[Some records]
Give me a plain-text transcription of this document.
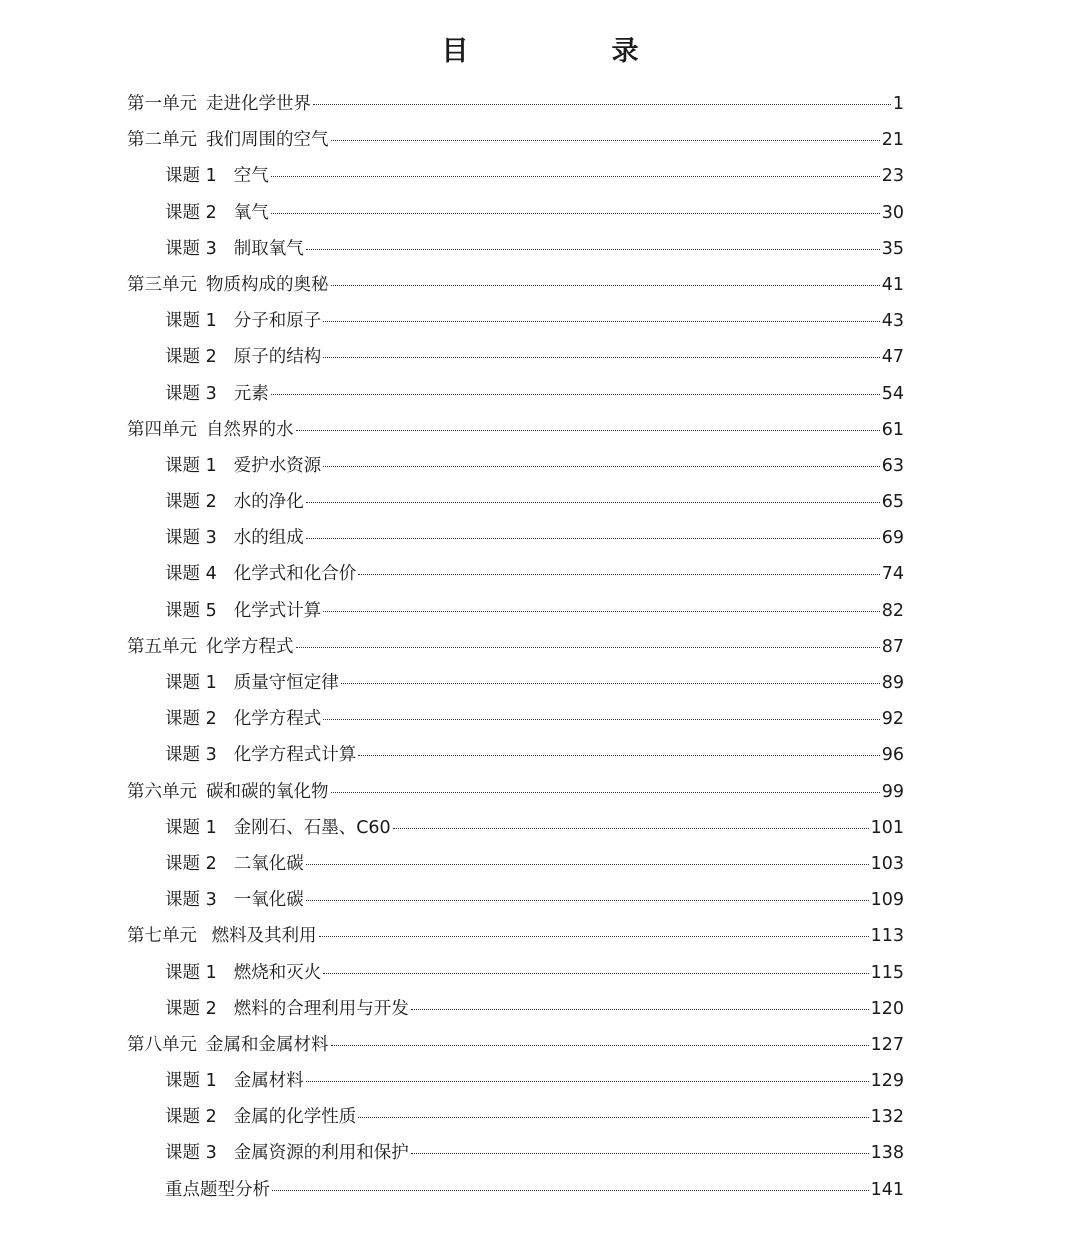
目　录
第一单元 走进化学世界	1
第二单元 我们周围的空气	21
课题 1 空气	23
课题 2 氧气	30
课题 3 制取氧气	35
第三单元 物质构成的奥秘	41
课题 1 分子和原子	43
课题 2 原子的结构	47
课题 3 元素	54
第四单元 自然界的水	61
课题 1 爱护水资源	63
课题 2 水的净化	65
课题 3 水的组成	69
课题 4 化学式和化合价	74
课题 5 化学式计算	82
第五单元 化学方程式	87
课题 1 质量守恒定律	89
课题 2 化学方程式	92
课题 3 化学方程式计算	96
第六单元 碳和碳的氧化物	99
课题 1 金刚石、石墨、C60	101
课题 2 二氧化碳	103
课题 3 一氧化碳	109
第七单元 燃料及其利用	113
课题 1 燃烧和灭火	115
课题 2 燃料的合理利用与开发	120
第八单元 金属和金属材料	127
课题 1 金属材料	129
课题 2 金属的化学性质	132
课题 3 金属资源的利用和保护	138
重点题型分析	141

---

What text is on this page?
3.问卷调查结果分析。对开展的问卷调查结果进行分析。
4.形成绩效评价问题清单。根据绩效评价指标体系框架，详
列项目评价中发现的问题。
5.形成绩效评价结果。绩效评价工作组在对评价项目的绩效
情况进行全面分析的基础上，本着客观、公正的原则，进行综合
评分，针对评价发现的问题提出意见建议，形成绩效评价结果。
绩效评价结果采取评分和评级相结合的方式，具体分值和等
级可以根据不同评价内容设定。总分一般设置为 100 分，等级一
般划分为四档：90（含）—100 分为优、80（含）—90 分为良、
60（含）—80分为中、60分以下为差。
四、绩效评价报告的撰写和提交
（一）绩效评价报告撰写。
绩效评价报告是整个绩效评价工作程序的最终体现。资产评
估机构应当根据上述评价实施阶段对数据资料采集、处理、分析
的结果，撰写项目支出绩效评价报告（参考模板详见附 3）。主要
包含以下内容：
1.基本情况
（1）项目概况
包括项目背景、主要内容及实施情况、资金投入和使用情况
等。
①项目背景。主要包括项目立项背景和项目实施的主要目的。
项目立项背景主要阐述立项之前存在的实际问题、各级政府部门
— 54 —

> **Given problem**
Write down every line of the data above that includes the string "text".

> **Output**
Give me a plain-text transcription of this document.
What text is on this page?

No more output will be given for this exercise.